**Exercise brief:** Output all the material that follows, exactly as given.
>> Begin Supplied records
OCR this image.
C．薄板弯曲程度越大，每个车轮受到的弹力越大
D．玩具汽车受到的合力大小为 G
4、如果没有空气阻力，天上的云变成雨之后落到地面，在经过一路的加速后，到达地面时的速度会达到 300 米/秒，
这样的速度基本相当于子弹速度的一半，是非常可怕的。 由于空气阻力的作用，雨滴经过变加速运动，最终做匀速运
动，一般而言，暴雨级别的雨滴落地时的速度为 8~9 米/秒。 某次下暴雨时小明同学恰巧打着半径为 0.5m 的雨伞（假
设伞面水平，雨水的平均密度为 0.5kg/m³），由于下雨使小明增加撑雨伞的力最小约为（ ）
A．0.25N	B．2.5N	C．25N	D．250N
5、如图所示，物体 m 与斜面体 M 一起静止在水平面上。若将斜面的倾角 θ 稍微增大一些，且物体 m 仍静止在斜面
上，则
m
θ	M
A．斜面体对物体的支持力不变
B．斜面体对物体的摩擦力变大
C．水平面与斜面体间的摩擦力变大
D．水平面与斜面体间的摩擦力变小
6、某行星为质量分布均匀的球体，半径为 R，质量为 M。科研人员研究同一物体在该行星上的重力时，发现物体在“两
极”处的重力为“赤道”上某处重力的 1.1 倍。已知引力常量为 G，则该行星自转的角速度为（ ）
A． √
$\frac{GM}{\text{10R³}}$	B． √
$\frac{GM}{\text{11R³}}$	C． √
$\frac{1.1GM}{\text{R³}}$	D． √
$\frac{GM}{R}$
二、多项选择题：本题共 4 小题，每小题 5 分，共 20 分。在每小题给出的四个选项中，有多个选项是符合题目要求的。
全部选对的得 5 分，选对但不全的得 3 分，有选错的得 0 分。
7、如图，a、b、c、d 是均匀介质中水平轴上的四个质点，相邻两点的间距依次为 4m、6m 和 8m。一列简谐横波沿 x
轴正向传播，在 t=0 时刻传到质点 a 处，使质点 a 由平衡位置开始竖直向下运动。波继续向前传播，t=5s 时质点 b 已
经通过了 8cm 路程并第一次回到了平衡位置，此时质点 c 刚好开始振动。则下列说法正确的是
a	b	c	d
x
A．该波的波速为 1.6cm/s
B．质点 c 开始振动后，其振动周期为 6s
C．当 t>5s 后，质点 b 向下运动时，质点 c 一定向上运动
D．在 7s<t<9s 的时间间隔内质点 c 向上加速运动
>> End Supplied records
**Solution for this task:**
OCR this image.
C．薄板弯曲程度越大，每个车轮受到的弹力越大
D．玩具汽车受到的合力大小为 G
4、如果没有空气阻力，天上的云变成雨之后落到地面，在经过一路的加速后，到达地面时的速度会达到 300 米/秒，
这样的速度基本相当于子弹速度的一半，是非常可怕的。 由于空气阻力的作用，雨滴经过变加速运动，最终做匀速运
动，一般而言，暴雨级别的雨滴落地时的速度为 8~9 米/秒。 某次下暴雨时小明同学恰巧打着半径为 0.5m 的雨伞（假
设伞面水平，雨水的平均密度为 0.5kg/m³），由于下雨使小明增加撑雨伞的力最小约为（ ）
A．0.25N	B．2.5N	C．25N	D．250N
5、如图所示，物体 m 与斜面体 M 一起静止在水平面上。若将斜面的倾角 θ 稍微增大一些，且物体 m 仍静止在斜面
上，则
m
θ	M
A．斜面体对物体的支持力不变
B．斜面体对物体的摩擦力变大
C．水平面与斜面体间的摩擦力变大
D．水平面与斜面体间的摩擦力变小
6、某行星为质量分布均匀的球体，半径为 R，质量为 M。科研人员研究同一物体在该行星上的重力时，发现物体在“两
极”处的重力为“赤道”上某处重力的 1.1 倍。已知引力常量为 G，则该行星自转的角速度为（ ）
A． √
$\frac{GM}{\text{10R³}}$	B． √
$\frac{GM}{\text{11R³}}$	C． √
$\frac{1.1GM}{\text{R³}}$	D． √
$\frac{GM}{R}$
二、多项选择题：本题共 4 小题，每小题 5 分，共 20 分。在每小题给出的四个选项中，有多个选项是符合题目要求的。
全部选对的得 5 分，选对但不全的得 3 分，有选错的得 0 分。
7、如图，a、b、c、d 是均匀介质中水平轴上的四个质点，相邻两点的间距依次为 4m、6m 和 8m。一列简谐横波沿 x
轴正向传播，在 t=0 时刻传到质点 a 处，使质点 a 由平衡位置开始竖直向下运动。波继续向前传播，t=5s 时质点 b 已
经通过了 8cm 路程并第一次回到了平衡位置，此时质点 c 刚好开始振动。则下列说法正确的是
a	b	c	d
x
A．该波的波速为 1.6cm/s
B．质点 c 开始振动后，其振动周期为 6s
C．当 t>5s 后，质点 b 向下运动时，质点 c 一定向上运动
D．在 7s<t<9s 的时间间隔内质点 c 向上加速运动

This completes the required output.